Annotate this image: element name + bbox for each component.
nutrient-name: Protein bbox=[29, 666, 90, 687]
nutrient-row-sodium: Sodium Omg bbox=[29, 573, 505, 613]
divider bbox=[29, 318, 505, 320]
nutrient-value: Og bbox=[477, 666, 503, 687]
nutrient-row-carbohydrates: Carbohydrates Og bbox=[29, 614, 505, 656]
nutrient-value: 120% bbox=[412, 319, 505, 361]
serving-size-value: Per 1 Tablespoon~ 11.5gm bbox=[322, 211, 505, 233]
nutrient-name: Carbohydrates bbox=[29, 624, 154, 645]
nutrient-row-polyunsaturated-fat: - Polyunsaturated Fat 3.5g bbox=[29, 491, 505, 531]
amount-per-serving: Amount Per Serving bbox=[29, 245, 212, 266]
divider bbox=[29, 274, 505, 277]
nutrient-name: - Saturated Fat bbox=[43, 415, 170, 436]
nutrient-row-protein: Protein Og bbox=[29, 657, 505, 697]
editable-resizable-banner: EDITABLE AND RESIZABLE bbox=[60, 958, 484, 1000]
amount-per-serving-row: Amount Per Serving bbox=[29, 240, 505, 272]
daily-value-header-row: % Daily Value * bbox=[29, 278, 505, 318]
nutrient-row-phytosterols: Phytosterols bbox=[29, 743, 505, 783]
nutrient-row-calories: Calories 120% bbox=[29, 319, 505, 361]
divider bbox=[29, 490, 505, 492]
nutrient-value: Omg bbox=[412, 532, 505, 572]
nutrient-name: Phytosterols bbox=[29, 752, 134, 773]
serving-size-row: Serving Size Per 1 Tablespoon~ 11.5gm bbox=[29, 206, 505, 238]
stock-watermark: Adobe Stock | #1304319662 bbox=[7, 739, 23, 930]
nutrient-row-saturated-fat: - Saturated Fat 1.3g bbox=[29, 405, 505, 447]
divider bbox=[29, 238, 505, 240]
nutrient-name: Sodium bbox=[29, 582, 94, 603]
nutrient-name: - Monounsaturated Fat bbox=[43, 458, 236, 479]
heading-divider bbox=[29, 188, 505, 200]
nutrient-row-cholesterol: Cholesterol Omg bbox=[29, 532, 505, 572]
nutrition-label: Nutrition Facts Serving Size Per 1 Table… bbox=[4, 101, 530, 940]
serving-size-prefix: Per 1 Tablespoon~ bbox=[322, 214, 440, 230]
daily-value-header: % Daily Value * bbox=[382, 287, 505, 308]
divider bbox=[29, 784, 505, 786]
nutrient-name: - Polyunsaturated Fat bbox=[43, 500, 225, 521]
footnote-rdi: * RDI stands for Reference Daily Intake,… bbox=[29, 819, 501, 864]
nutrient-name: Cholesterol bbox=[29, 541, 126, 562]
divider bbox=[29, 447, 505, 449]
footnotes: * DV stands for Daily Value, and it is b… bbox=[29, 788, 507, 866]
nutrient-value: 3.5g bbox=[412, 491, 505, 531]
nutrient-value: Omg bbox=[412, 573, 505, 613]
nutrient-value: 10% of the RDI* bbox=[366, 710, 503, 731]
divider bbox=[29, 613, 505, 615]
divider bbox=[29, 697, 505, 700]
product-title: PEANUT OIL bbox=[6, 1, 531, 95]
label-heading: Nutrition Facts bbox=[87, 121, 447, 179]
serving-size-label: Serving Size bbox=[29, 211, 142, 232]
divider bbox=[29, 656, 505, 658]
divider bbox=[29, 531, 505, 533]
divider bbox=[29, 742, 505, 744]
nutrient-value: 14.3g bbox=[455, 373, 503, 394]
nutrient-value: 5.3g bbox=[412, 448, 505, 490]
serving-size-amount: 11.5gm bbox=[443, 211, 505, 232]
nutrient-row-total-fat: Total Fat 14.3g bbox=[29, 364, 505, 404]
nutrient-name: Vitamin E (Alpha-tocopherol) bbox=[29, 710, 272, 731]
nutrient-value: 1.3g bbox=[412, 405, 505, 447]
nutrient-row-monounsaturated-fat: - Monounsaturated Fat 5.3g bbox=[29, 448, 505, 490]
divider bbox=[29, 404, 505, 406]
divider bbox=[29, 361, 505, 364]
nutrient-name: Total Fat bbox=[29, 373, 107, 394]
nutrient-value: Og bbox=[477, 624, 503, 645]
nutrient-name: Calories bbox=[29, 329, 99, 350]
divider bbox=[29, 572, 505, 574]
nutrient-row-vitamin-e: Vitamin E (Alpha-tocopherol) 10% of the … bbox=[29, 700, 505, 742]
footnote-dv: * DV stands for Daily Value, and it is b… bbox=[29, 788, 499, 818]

# Assigned task
Where a line above holds the string "Protein", show that line.

# Answer for this exercise
nutrient-name: Protein bbox=[29, 666, 90, 687]
nutrient-row-protein: Protein Og bbox=[29, 657, 505, 697]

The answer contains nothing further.